Collected data
--- BEGIN ---

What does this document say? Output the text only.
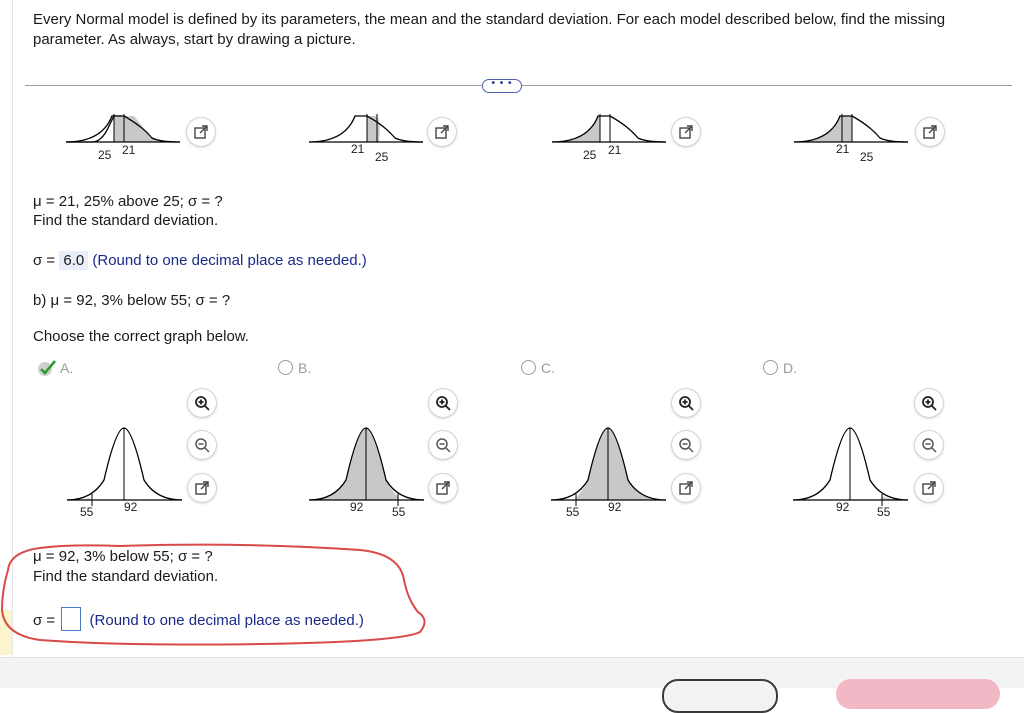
Every Normal model is defined by its parameters, the mean and the standard deviation. For each model described below, find the missing parameter. As always, start by drawing a picture.
• • •
25 21	21
25	25 21	21
25
μ = 21, 25% above 25; σ = ?
Find the standard deviation.
σ = 6.0 (Round to one decimal place as needed.)
b) μ = 92, 3% below 55; σ = ?
Choose the correct graph below.
A.	B.	C.	D.
55	92	92 55	55 92	92 55
μ = 92, 3% below 55; σ = ?
Find the standard deviation.
σ = (Round to one decimal place as needed.)
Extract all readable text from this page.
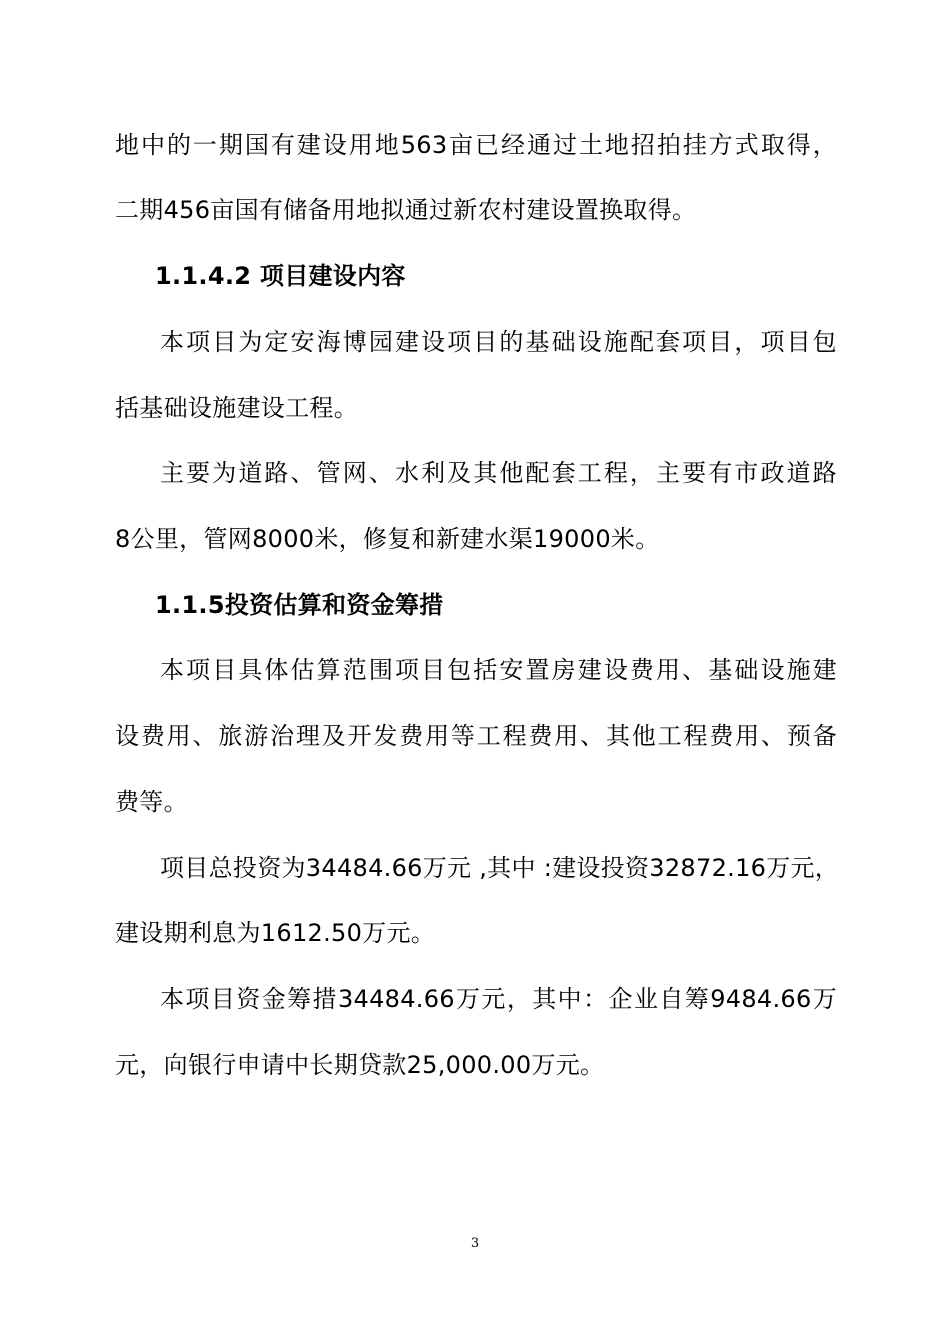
地中的一期国有建设用地563亩已经通过土地招拍挂方式取得，
二期456亩国有储备用地拟通过新农村建设置换取得。
1.1.4.2 项目建设内容
本项目为定安海博园建设项目的基础设施配套项目，项目包
括基础设施建设工程。
主要为道路、管网、水利及其他配套工程，主要有市政道路
8公里，管网8000米，修复和新建水渠19000米。
1.1.5投资估算和资金筹措
本项目具体估算范围项目包括安置房建设费用、基础设施建
设费用、旅游治理及开发费用等工程费用、其他工程费用、预备
费等。
项目总投资为34484.66万元 ,其中 :建设投资32872.16万元，
建设期利息为1612.50万元。
本项目资金筹措34484.66万元，其中：企业自筹9484.66万
元，向银行申请中长期贷款25,000.00万元。
3
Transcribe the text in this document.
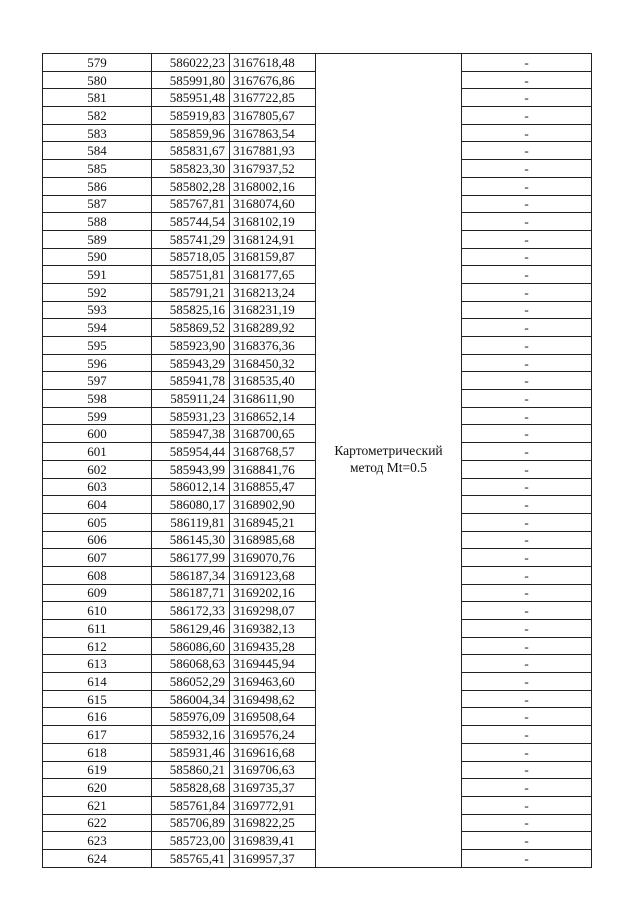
579	586022,23	3167618,48	Картометрический
метод Mt=0.5	-
580	585991,80	3167676,86		-
581	585951,48	3167722,85		-
582	585919,83	3167805,67		-
583	585859,96	3167863,54		-
584	585831,67	3167881,93		-
585	585823,30	3167937,52		-
586	585802,28	3168002,16		-
587	585767,81	3168074,60		-
588	585744,54	3168102,19		-
589	585741,29	3168124,91		-
590	585718,05	3168159,87		-
591	585751,81	3168177,65		-
592	585791,21	3168213,24		-
593	585825,16	3168231,19		-
594	585869,52	3168289,92		-
595	585923,90	3168376,36		-
596	585943,29	3168450,32		-
597	585941,78	3168535,40		-
598	585911,24	3168611,90		-
599	585931,23	3168652,14		-
600	585947,38	3168700,65		-
601	585954,44	3168768,57		-
602	585943,99	3168841,76		-
603	586012,14	3168855,47		-
604	586080,17	3168902,90		-
605	586119,81	3168945,21		-
606	586145,30	3168985,68		-
607	586177,99	3169070,76		-
608	586187,34	3169123,68		-
609	586187,71	3169202,16		-
610	586172,33	3169298,07		-
611	586129,46	3169382,13		-
612	586086,60	3169435,28		-
613	586068,63	3169445,94		-
614	586052,29	3169463,60		-
615	586004,34	3169498,62		-
616	585976,09	3169508,64		-
617	585932,16	3169576,24		-
618	585931,46	3169616,68		-
619	585860,21	3169706,63		-
620	585828,68	3169735,37		-
621	585761,84	3169772,91		-
622	585706,89	3169822,25		-
623	585723,00	3169839,41		-
624	585765,41	3169957,37		-
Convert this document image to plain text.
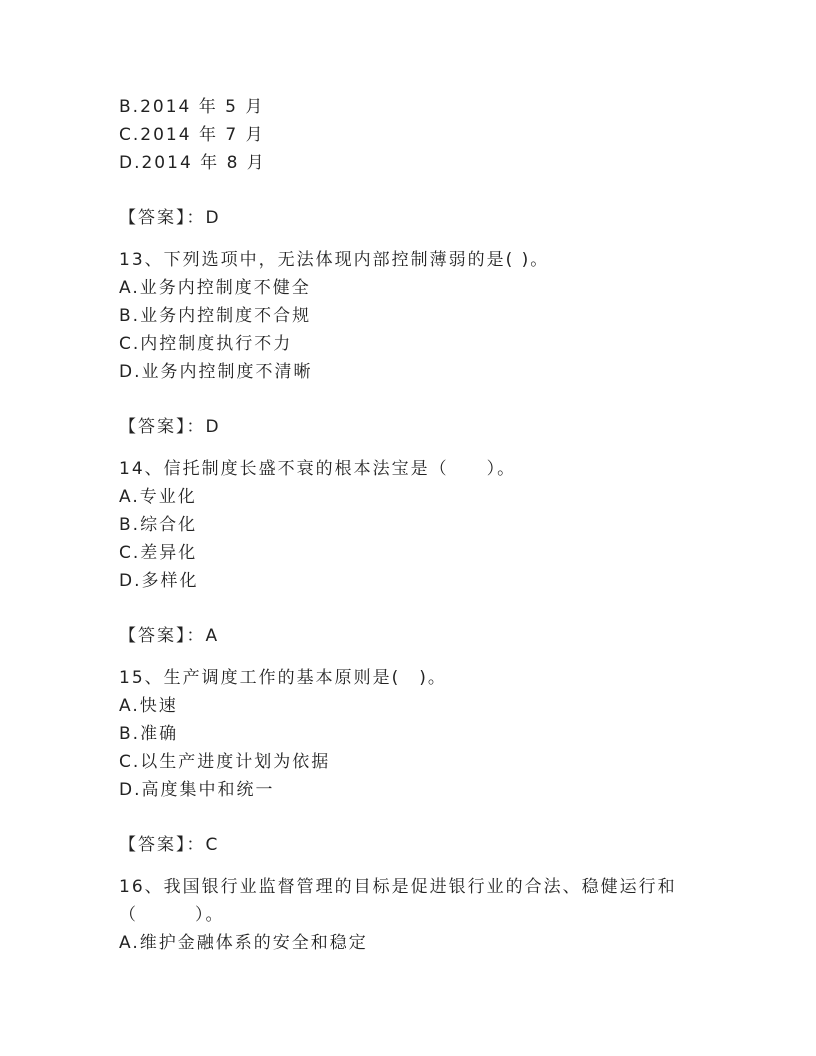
B.2014 年 5 月
C.2014 年 7 月
D.2014 年 8 月
【答案】：D
13、下列选项中，无法体现内部控制薄弱的是( )。
A.业务内控制度不健全
B.业务内控制度不合规
C.内控制度执行不力
D.业务内控制度不清晰
【答案】：D
14、信托制度长盛不衰的根本法宝是（　　）。
A.专业化
B.综合化
C.差异化
D.多样化
【答案】：A
15、生产调度工作的基本原则是(　)。
A.快速
B.准确
C.以生产进度计划为依据
D.高度集中和统一
【答案】：C
16、我国银行业监督管理的目标是促进银行业的合法、稳健运行和
（　　　）。
A.维护金融体系的安全和稳定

--- END ---

• Direction: Transcribe every entry above exactly. Omit all pictures.

• The solution:
What does this document say? Output the text only.
Every Normal model is defined by its parameters, the mean and the standard deviation. For each model described below, find the missing parameter. As always, start by drawing a picture.
• • •
25 21	21
25	25 21	21
25
μ = 21, 25% above 25; σ = ?
Find the standard deviation.
σ = 6.0 (Round to one decimal place as needed.)
b) μ = 92, 3% below 55; σ = ?
Choose the correct graph below.
A.	B.	C.	D.
55	92	92 55	55 92	92 55
μ = 92, 3% below 55; σ = ?
Find the standard deviation.
σ = (Round to one decimal place as needed.)
Extract all readable text from this page.
地中的一期国有建设用地563亩已经通过土地招拍挂方式取得，
二期456亩国有储备用地拟通过新农村建设置换取得。
1.1.4.2 项目建设内容
本项目为定安海博园建设项目的基础设施配套项目，项目包
括基础设施建设工程。
主要为道路、管网、水利及其他配套工程，主要有市政道路
8公里，管网8000米，修复和新建水渠19000米。
1.1.5投资估算和资金筹措
本项目具体估算范围项目包括安置房建设费用、基础设施建
设费用、旅游治理及开发费用等工程费用、其他工程费用、预备
费等。
项目总投资为34484.66万元 ,其中 :建设投资32872.16万元，
建设期利息为1612.50万元。
本项目资金筹措34484.66万元，其中：企业自筹9484.66万
元，向银行申请中长期贷款25,000.00万元。
3
Transcribe the text in this document.
579	586022,23	3167618,48	Картометрический
метод Mt=0.5	-
580	585991,80	3167676,86		-
581	585951,48	3167722,85		-
582	585919,83	3167805,67		-
583	585859,96	3167863,54		-
584	585831,67	3167881,93		-
585	585823,30	3167937,52		-
586	585802,28	3168002,16		-
587	585767,81	3168074,60		-
588	585744,54	3168102,19		-
589	585741,29	3168124,91		-
590	585718,05	3168159,87		-
591	585751,81	3168177,65		-
592	585791,21	3168213,24		-
593	585825,16	3168231,19		-
594	585869,52	3168289,92		-
595	585923,90	3168376,36		-
596	585943,29	3168450,32		-
597	585941,78	3168535,40		-
598	585911,24	3168611,90		-
599	585931,23	3168652,14		-
600	585947,38	3168700,65		-
601	585954,44	3168768,57		-
602	585943,99	3168841,76		-
603	586012,14	3168855,47		-
604	586080,17	3168902,90		-
605	586119,81	3168945,21		-
606	586145,30	3168985,68		-
607	586177,99	3169070,76		-
608	586187,34	3169123,68		-
609	586187,71	3169202,16		-
610	586172,33	3169298,07		-
611	586129,46	3169382,13		-
612	586086,60	3169435,28		-
613	586068,63	3169445,94		-
614	586052,29	3169463,60		-
615	586004,34	3169498,62		-
616	585976,09	3169508,64		-
617	585932,16	3169576,24		-
618	585931,46	3169616,68		-
619	585860,21	3169706,63		-
620	585828,68	3169735,37		-
621	585761,84	3169772,91		-
622	585706,89	3169822,25		-
623	585723,00	3169839,41		-
624	585765,41	3169957,37		-
Convert this document image to plain text.
B.2014 年 5 月
C.2014 年 7 月
D.2014 年 8 月
【答案】：D
13、下列选项中，无法体现内部控制薄弱的是( )。
A.业务内控制度不健全
B.业务内控制度不合规
C.内控制度执行不力
D.业务内控制度不清晰
【答案】：D
14、信托制度长盛不衰的根本法宝是（　　）。
A.专业化
B.综合化
C.差异化
D.多样化
【答案】：A
15、生产调度工作的基本原则是(　)。
A.快速
B.准确
C.以生产进度计划为依据
D.高度集中和统一
【答案】：C
16、我国银行业监督管理的目标是促进银行业的合法、稳健运行和
（　　　）。
A.维护金融体系的安全和稳定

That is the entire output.